TRY IT —
Copy the following discussion about Meteor test errors in full, without any changes.

PROVIDED PASSAGE —
■ ■ ■
I have a project running Meteor 2.11 and when running the tests locally I get the following errors:
A method named '...' is already defined, and
There is already a collection named "...", if I comment out some code to try to avoid the first kind of error.
Each method and collection is defined in and exported from a dedicated file which is imported where relevant. It looks to me like something is making this code run twice for some reason. The tests seem to run fine on GitHub Actions and meteor run works just fine.
I have encountered this particular issue on numerous occasions across various contexts. To effectively address this issue, I’ve employed a collection factory approach while also ensuring the singleton pattern for instance creation. This means that any collection is only instantiated once, and by doing this you won’t ever get this error.
To implement this you need to use a global context to keep track of the collections instantiated. For that I used globalThis, which provides a consistent global context based on the code’s execution environment. For instance, in browser environments, it corresponds to window , while in Node.js environments, it corresponds to global.
An example of factory of collections employing the Singleton pattern:
Revise all of your code to use the createCollection method for any instance of collection instantiation. The issue should be solved.
PD: globalThis is currently supported broadly, but if you encounter a problem in old browsers or node versions, refer to use a global-this or ungap/global-this polyfills.
I don’t think you need to import method file every time you use it.
I am not referring to methods by name, I am referring to them by reference, a bit like validated methods. And the issue still exist for collections since those are by reference with vanilla Meteor.
■ ■ ■
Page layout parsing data
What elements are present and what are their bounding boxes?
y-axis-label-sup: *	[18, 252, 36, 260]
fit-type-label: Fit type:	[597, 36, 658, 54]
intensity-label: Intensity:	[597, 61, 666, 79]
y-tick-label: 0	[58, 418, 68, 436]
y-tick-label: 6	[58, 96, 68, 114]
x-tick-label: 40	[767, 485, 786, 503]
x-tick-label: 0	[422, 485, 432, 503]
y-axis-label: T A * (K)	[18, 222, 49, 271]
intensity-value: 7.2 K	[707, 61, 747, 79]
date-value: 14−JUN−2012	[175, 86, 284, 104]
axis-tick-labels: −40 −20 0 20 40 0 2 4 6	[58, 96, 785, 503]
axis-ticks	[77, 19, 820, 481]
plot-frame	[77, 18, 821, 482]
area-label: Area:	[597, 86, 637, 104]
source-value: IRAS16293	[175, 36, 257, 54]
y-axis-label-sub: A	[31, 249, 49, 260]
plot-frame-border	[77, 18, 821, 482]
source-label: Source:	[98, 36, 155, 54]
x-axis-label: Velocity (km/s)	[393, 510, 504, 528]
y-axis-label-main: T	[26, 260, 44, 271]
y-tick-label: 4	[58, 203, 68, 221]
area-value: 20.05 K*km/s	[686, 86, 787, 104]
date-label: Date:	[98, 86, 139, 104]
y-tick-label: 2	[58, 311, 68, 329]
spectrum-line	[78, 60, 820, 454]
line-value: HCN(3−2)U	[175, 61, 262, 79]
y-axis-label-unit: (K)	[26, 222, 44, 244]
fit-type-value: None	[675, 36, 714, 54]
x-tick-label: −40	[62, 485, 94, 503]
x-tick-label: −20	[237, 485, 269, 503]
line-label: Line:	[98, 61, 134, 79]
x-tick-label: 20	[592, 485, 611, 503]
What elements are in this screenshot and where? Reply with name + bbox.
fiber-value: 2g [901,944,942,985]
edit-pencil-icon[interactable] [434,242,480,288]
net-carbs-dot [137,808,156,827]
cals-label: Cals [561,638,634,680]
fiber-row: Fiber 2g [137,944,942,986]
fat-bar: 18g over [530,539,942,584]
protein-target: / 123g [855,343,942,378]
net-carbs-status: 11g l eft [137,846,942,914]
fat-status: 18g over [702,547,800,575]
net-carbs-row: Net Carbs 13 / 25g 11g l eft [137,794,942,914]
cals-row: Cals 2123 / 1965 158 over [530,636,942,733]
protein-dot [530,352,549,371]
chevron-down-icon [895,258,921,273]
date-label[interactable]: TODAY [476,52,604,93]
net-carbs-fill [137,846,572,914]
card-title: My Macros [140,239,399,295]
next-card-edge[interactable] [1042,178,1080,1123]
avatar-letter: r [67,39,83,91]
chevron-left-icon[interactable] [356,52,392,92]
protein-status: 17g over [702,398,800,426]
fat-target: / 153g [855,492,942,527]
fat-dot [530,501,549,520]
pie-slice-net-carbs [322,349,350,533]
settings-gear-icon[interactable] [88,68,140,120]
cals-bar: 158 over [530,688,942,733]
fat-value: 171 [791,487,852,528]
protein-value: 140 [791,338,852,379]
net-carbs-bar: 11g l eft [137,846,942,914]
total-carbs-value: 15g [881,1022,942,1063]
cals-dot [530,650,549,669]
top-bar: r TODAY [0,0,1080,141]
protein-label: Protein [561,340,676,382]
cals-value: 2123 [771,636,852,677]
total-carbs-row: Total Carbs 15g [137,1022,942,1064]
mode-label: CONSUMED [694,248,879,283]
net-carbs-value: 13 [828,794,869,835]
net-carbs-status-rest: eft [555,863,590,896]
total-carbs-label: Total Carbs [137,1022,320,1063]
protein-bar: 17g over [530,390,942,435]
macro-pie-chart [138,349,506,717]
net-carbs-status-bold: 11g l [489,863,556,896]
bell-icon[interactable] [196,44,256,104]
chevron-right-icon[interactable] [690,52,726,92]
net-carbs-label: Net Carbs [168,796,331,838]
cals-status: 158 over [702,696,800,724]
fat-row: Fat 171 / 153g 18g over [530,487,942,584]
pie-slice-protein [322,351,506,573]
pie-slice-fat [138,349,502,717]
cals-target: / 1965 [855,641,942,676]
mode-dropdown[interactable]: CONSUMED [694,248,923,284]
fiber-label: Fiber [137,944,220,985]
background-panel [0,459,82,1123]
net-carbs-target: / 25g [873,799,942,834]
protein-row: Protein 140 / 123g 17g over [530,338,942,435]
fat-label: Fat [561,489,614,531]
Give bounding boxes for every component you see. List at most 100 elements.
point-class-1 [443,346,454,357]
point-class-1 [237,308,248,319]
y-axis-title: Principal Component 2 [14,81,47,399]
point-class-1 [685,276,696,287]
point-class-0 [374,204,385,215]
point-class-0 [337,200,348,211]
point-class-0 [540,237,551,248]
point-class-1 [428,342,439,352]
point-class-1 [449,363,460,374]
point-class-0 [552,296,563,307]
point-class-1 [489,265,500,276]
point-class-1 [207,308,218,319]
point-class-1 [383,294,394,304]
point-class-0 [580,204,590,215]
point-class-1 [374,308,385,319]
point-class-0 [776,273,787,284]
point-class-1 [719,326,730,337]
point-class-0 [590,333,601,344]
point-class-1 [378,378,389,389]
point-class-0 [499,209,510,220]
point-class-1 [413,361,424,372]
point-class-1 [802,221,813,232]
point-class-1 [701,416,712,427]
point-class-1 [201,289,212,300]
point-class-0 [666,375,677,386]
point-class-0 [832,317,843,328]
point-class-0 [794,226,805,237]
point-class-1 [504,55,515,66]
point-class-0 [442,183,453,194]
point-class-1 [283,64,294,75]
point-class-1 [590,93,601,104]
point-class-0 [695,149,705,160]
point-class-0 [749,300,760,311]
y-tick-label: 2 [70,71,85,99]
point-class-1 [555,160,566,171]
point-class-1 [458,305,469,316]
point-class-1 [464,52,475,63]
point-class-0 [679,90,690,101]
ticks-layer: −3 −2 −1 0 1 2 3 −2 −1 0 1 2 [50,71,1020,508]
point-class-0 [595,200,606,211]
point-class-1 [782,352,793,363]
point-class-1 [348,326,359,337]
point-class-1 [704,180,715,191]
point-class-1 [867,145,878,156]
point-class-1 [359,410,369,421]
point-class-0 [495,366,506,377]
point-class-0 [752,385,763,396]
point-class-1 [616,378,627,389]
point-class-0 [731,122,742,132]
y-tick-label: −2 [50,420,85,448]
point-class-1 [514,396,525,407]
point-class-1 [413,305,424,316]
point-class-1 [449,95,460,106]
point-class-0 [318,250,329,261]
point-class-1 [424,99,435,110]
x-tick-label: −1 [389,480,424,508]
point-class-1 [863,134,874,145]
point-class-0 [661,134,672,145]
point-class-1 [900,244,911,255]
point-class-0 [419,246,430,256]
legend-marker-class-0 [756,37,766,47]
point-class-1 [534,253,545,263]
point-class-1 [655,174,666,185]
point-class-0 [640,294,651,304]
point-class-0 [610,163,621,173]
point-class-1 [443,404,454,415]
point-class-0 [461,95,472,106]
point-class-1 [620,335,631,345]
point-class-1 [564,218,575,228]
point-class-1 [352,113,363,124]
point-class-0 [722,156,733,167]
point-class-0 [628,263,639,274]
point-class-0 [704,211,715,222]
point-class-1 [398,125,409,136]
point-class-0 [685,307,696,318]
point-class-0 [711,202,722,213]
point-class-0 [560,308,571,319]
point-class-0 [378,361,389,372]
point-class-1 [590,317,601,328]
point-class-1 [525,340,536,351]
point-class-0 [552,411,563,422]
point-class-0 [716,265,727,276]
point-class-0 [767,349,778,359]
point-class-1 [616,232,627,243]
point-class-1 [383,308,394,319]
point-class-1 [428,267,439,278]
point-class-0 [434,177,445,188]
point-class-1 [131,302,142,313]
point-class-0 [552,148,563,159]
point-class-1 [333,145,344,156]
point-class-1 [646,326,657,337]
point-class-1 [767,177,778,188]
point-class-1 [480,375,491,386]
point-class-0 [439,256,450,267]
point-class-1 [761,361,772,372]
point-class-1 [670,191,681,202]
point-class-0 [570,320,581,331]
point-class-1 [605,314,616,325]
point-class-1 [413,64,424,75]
■ ■ ■
ANSWER BELOW —
I have a project running Meteor 2.11 and when running the tests locally I get the following errors:
A method named '...' is already defined, and
There is already a collection named "...", if I comment out some code to try to avoid the first kind of error.
Each method and collection is defined in and exported from a dedicated file which is imported where relevant. It looks to me like something is making this code run twice for some reason. The tests seem to run fine on GitHub Actions and meteor run works just fine.
I have encountered this particular issue on numerous occasions across various contexts. To effectively address this issue, I’ve employed a collection factory approach while also ensuring the singleton pattern for instance creation. This means that any collection is only instantiated once, and by doing this you won’t ever get this error.
To implement this you need to use a global context to keep track of the collections instantiated. For that I used globalThis, which provides a consistent global context based on the code’s execution environment. For instance, in browser environments, it corresponds to window , while in Node.js environments, it corresponds to global.
An example of factory of collections employing the Singleton pattern:
Revise all of your code to use the createCollection method for any instance of collection instantiation. The issue should be solved.
PD: globalThis is currently supported broadly, but if you encounter a problem in old browsers or node versions, refer to use a global-this or ungap/global-this polyfills.
I don’t think you need to import method file every time you use it.
I am not referring to methods by name, I am referring to them by reference, a bit like validated methods. And the issue still exist for collections since those are by reference with vanilla Meteor.